* WHAT IS ASKED
Extract every line that includes the string "none".
## begin
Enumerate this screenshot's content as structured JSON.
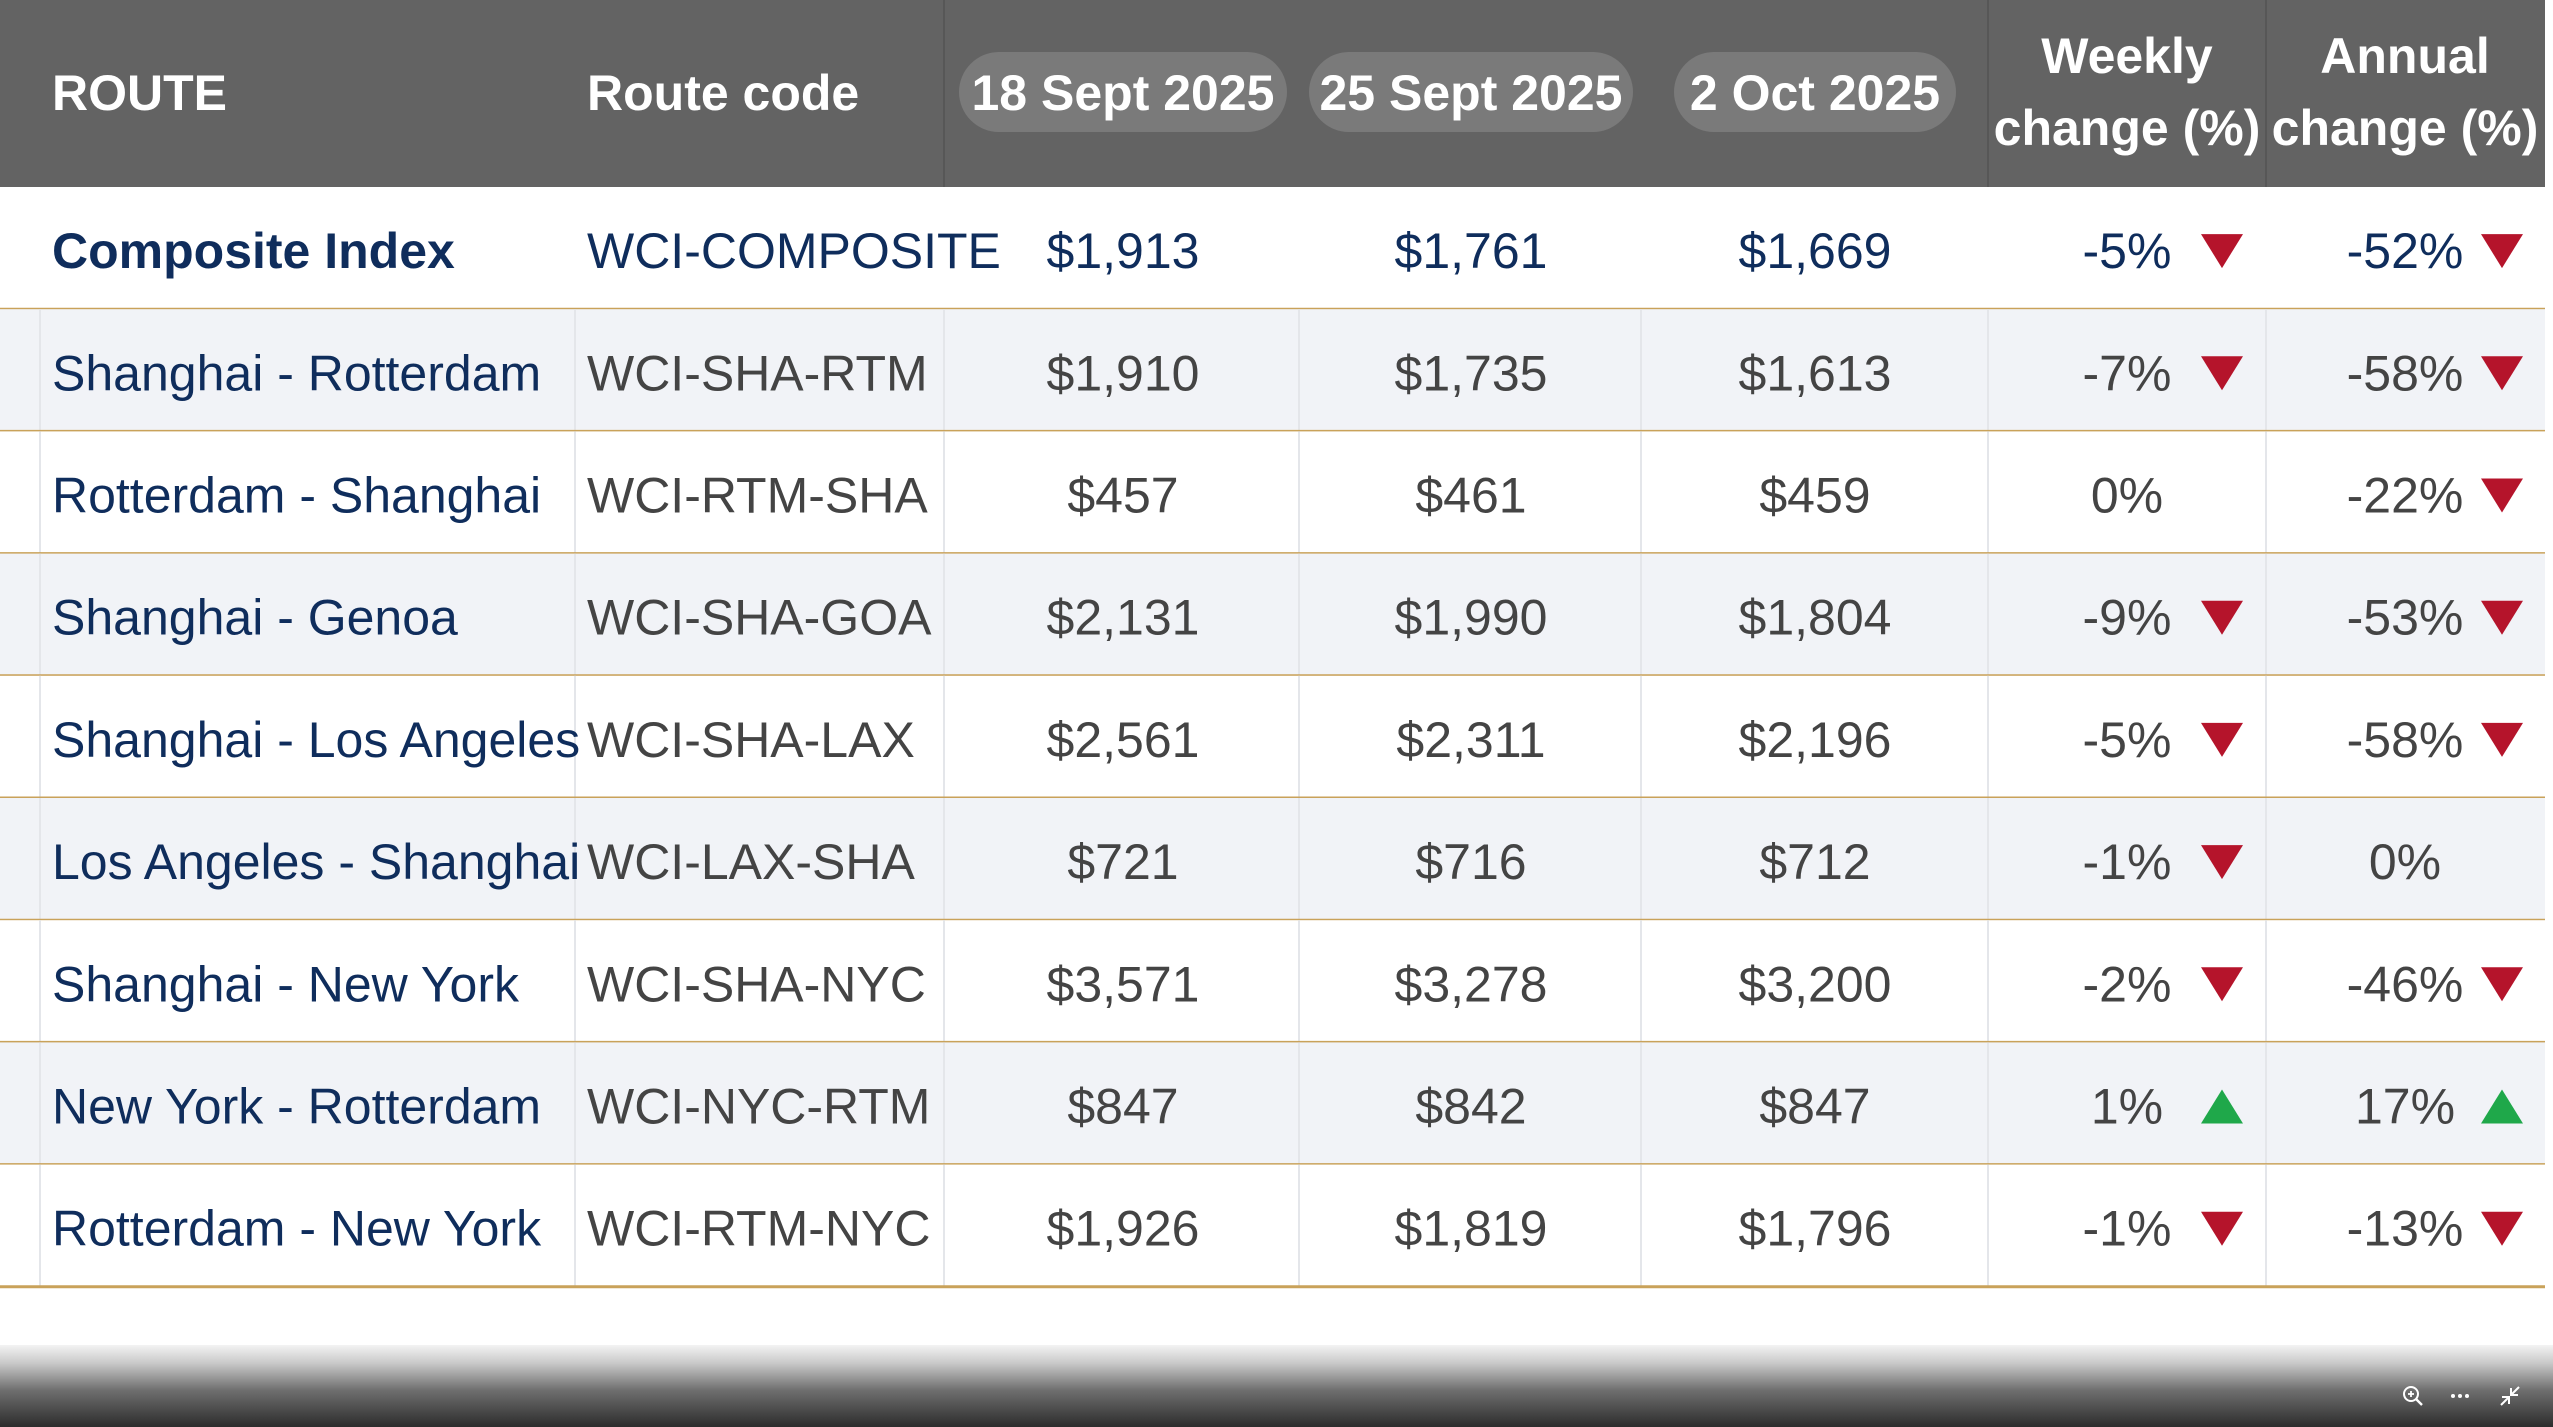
{
  "chart_data": {
    "type": "table",
    "columns": [
      "ROUTE",
      "Route code",
      "18 Sept 2025",
      "25 Sept 2025",
      "2 Oct 2025",
      "Weekly change (%)",
      "Annual change (%)"
    ],
    "header": {
      "route": "ROUTE",
      "code": "Route code",
      "dates": [
        "18 Sept 2025",
        "25 Sept 2025",
        "2 Oct 2025"
      ],
      "weekly": [
        "Weekly",
        "change (%)"
      ],
      "annual": [
        "Annual",
        "change (%)"
      ]
    },
    "rows": [
      {
        "route": "Composite Index",
        "code": "WCI-COMPOSITE",
        "values": [
          "$1,913",
          "$1,761",
          "$1,669"
        ],
        "weekly": "-5%",
        "weekly_dir": "down",
        "annual": "-52%",
        "annual_dir": "down",
        "highlight": true
      },
      {
        "route": "Shanghai - Rotterdam",
        "code": "WCI-SHA-RTM",
        "values": [
          "$1,910",
          "$1,735",
          "$1,613"
        ],
        "weekly": "-7%",
        "weekly_dir": "down",
        "annual": "-58%",
        "annual_dir": "down"
      },
      {
        "route": "Rotterdam - Shanghai",
        "code": "WCI-RTM-SHA",
        "values": [
          "$457",
          "$461",
          "$459"
        ],
        "weekly": "0%",
        "weekly_dir": "none",
        "annual": "-22%",
        "annual_dir": "down"
      },
      {
        "route": "Shanghai - Genoa",
        "code": "WCI-SHA-GOA",
        "values": [
          "$2,131",
          "$1,990",
          "$1,804"
        ],
        "weekly": "-9%",
        "weekly_dir": "down",
        "annual": "-53%",
        "annual_dir": "down"
      },
      {
        "route": "Shanghai - Los Angeles",
        "code": "WCI-SHA-LAX",
        "values": [
          "$2,561",
          "$2,311",
          "$2,196"
        ],
        "weekly": "-5%",
        "weekly_dir": "down",
        "annual": "-58%",
        "annual_dir": "down"
      },
      {
        "route": "Los Angeles - Shanghai",
        "code": "WCI-LAX-SHA",
        "values": [
          "$721",
          "$716",
          "$712"
        ],
        "weekly": "-1%",
        "weekly_dir": "down",
        "annual": "0%",
        "annual_dir": "none"
      },
      {
        "route": "Shanghai - New York",
        "code": "WCI-SHA-NYC",
        "values": [
          "$3,571",
          "$3,278",
          "$3,200"
        ],
        "weekly": "-2%",
        "weekly_dir": "down",
        "annual": "-46%",
        "annual_dir": "down"
      },
      {
        "route": "New York - Rotterdam",
        "code": "WCI-NYC-RTM",
        "values": [
          "$847",
          "$842",
          "$847"
        ],
        "weekly": "1%",
        "weekly_dir": "up",
        "annual": "17%",
        "annual_dir": "up"
      },
      {
        "route": "Rotterdam - New York",
        "code": "WCI-RTM-NYC",
        "values": [
          "$1,926",
          "$1,819",
          "$1,796"
        ],
        "weekly": "-1%",
        "weekly_dir": "down",
        "annual": "-13%",
        "annual_dir": "down"
      }
    ]
  },
  "colors": {
    "header_bg": "#636363",
    "header_text": "#ffffff",
    "date_pill_bg": "#7a7a7a",
    "row_alt_bg": "#f1f3f7",
    "row_bg": "#ffffff",
    "row_border": "#c9a25a",
    "route_text": "#0f2d5c",
    "cell_text": "#444444",
    "down_arrow": "#b5142b",
    "up_arrow": "#1fa84a"
  },
  "toolbar": {
    "icons": [
      "zoom-in-icon",
      "more-icon",
      "collapse-icon"
    ]
  }
}
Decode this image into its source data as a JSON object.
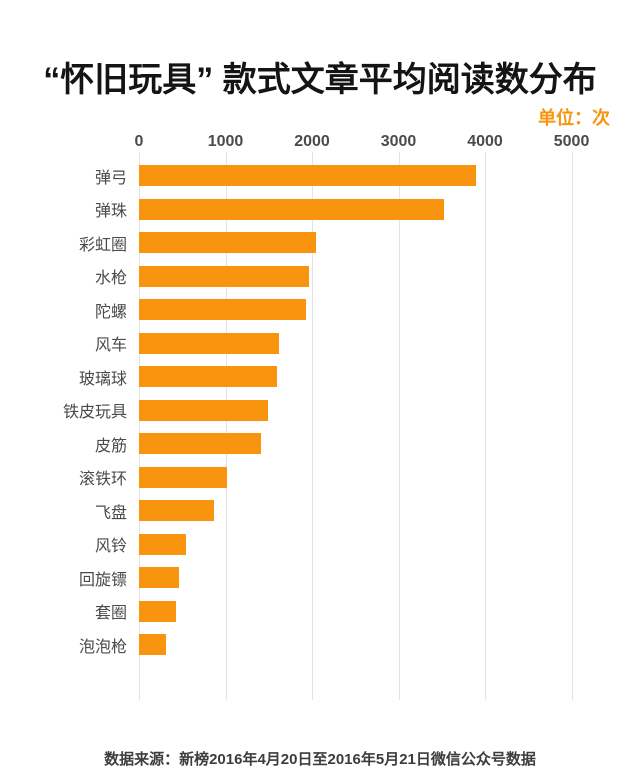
{
  "title": "“怀旧玩具” 款式文章平均阅读数分布",
  "unit_label": "单位：次",
  "source": "数据来源：新榜2016年4月20日至2016年5月21日微信公众号数据",
  "colors": {
    "accent": "#F8940D",
    "gridline": "#E4E4E4",
    "title_text": "#141414",
    "label_text": "#4A4A4A",
    "tick_text": "#4B4B4B",
    "footer_text": "#3D3D3D"
  },
  "chart_data": {
    "type": "bar",
    "orientation": "horizontal",
    "title": "“怀旧玩具” 款式文章平均阅读数分布",
    "unit": "次",
    "categories": [
      "弹弓",
      "弹珠",
      "彩虹圈",
      "水枪",
      "陀螺",
      "风车",
      "玻璃球",
      "铁皮玩具",
      "皮筋",
      "滚铁环",
      "飞盘",
      "风铃",
      "回旋镖",
      "套圈",
      "泡泡枪"
    ],
    "values": [
      3900,
      3520,
      2050,
      1970,
      1930,
      1620,
      1600,
      1490,
      1410,
      1020,
      870,
      540,
      460,
      430,
      310
    ],
    "xlabel": "",
    "ylabel": "",
    "xlim": [
      0,
      5000
    ],
    "ticks": [
      0,
      1000,
      2000,
      3000,
      4000,
      5000
    ],
    "grid": "vertical",
    "legend": "none",
    "bar_color": "#F8940D"
  }
}
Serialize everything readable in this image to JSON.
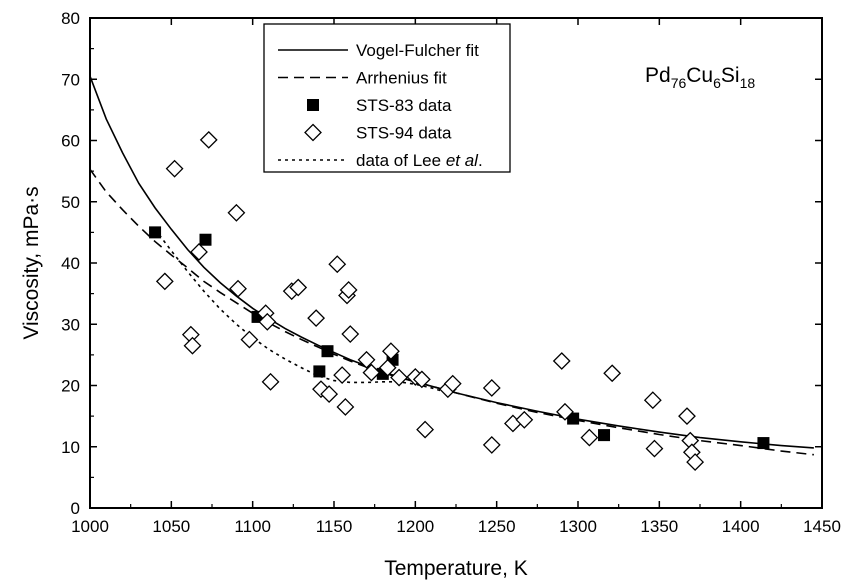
{
  "chart_data": {
    "type": "scatter",
    "xlabel": "Temperature, K",
    "ylabel": "Viscosity, mPa·s",
    "xlim": [
      1000,
      1450
    ],
    "ylim": [
      0,
      80
    ],
    "xticks": [
      1000,
      1050,
      1100,
      1150,
      1200,
      1250,
      1300,
      1350,
      1400,
      1450
    ],
    "yticks": [
      0,
      10,
      20,
      30,
      40,
      50,
      60,
      70,
      80
    ],
    "annotation": {
      "base": "Pd",
      "sub1": "76",
      "mid1": "Cu",
      "sub2": "6",
      "mid2": "Si",
      "sub3": "18"
    },
    "legend_position": "top-center",
    "series": [
      {
        "name": "Vogel-Fulcher fit",
        "kind": "line",
        "style": "solid",
        "x": [
          1000,
          1010,
          1020,
          1030,
          1040,
          1050,
          1060,
          1070,
          1080,
          1090,
          1100,
          1110,
          1120,
          1130,
          1140,
          1150,
          1160,
          1170,
          1180,
          1190,
          1200,
          1225,
          1250,
          1275,
          1300,
          1325,
          1350,
          1375,
          1400,
          1425,
          1445
        ],
        "y": [
          70.5,
          63.5,
          58.0,
          53.0,
          49.0,
          45.5,
          42.2,
          39.3,
          36.8,
          34.6,
          32.6,
          30.9,
          29.3,
          27.9,
          26.6,
          25.4,
          24.2,
          23.2,
          22.2,
          21.4,
          20.6,
          18.8,
          17.2,
          15.8,
          14.5,
          13.4,
          12.4,
          11.5,
          10.8,
          10.2,
          9.8
        ]
      },
      {
        "name": "Arrhenius fit",
        "kind": "line",
        "style": "dashed",
        "x": [
          1000,
          1010,
          1020,
          1030,
          1040,
          1050,
          1060,
          1070,
          1080,
          1090,
          1100,
          1110,
          1120,
          1130,
          1140,
          1150,
          1160,
          1170,
          1180,
          1190,
          1200,
          1225,
          1250,
          1275,
          1300,
          1325,
          1350,
          1375,
          1400,
          1425,
          1445
        ],
        "y": [
          55.3,
          51.6,
          48.7,
          46.0,
          43.5,
          41.3,
          39.2,
          37.0,
          35.2,
          33.5,
          31.8,
          30.2,
          28.8,
          27.5,
          26.3,
          25.1,
          24.0,
          23.0,
          22.1,
          21.3,
          20.6,
          18.8,
          17.1,
          15.6,
          14.3,
          13.1,
          12.0,
          11.0,
          10.2,
          9.3,
          8.7
        ]
      },
      {
        "name": "STS-83 data",
        "kind": "scatter",
        "marker": "filled-square",
        "x": [
          1040,
          1071,
          1103,
          1141,
          1146,
          1180,
          1186,
          1297,
          1316,
          1414
        ],
        "y": [
          45.0,
          43.8,
          31.2,
          22.3,
          25.6,
          21.9,
          24.2,
          14.6,
          11.9,
          10.6
        ]
      },
      {
        "name": "STS-94 data",
        "kind": "scatter",
        "marker": "open-diamond",
        "x": [
          1046,
          1052,
          1062,
          1063,
          1067,
          1073,
          1090,
          1091,
          1098,
          1108,
          1109,
          1111,
          1124,
          1128,
          1139,
          1142,
          1147,
          1152,
          1155,
          1157,
          1158,
          1159,
          1160,
          1170,
          1173,
          1183,
          1185,
          1190,
          1200,
          1204,
          1206,
          1220,
          1223,
          1247,
          1247,
          1260,
          1267,
          1290,
          1292,
          1307,
          1321,
          1346,
          1347,
          1367,
          1369,
          1370,
          1372
        ],
        "y": [
          37.0,
          55.4,
          28.3,
          26.5,
          41.8,
          60.1,
          48.2,
          35.8,
          27.5,
          31.8,
          30.4,
          20.6,
          35.4,
          36.0,
          31.0,
          19.4,
          18.6,
          39.8,
          21.7,
          16.5,
          34.7,
          35.6,
          28.4,
          24.2,
          22.1,
          22.9,
          25.6,
          21.3,
          21.4,
          21.0,
          12.8,
          19.4,
          20.3,
          19.6,
          10.3,
          13.8,
          14.4,
          24.0,
          15.7,
          11.5,
          22.0,
          17.6,
          9.7,
          15.0,
          11.0,
          9.1,
          7.5
        ]
      },
      {
        "name": "data of Lee et al.",
        "name_parts": [
          "data of Lee ",
          "et al",
          "."
        ],
        "kind": "line",
        "style": "dotted",
        "x": [
          1040,
          1050,
          1060,
          1070,
          1080,
          1090,
          1100,
          1110,
          1120,
          1130,
          1140,
          1150,
          1160,
          1170,
          1180,
          1190,
          1200,
          1210,
          1220
        ],
        "y": [
          45.5,
          42.0,
          38.6,
          35.4,
          32.5,
          30.0,
          27.8,
          25.9,
          24.3,
          22.9,
          21.6,
          20.8,
          20.5,
          20.5,
          20.6,
          20.6,
          20.2,
          19.6,
          18.8
        ]
      }
    ]
  }
}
## end
* EXPECTED OUTPUT
        "weekly_dir": "none",
        "annual_dir": "none"
    "legend": "none",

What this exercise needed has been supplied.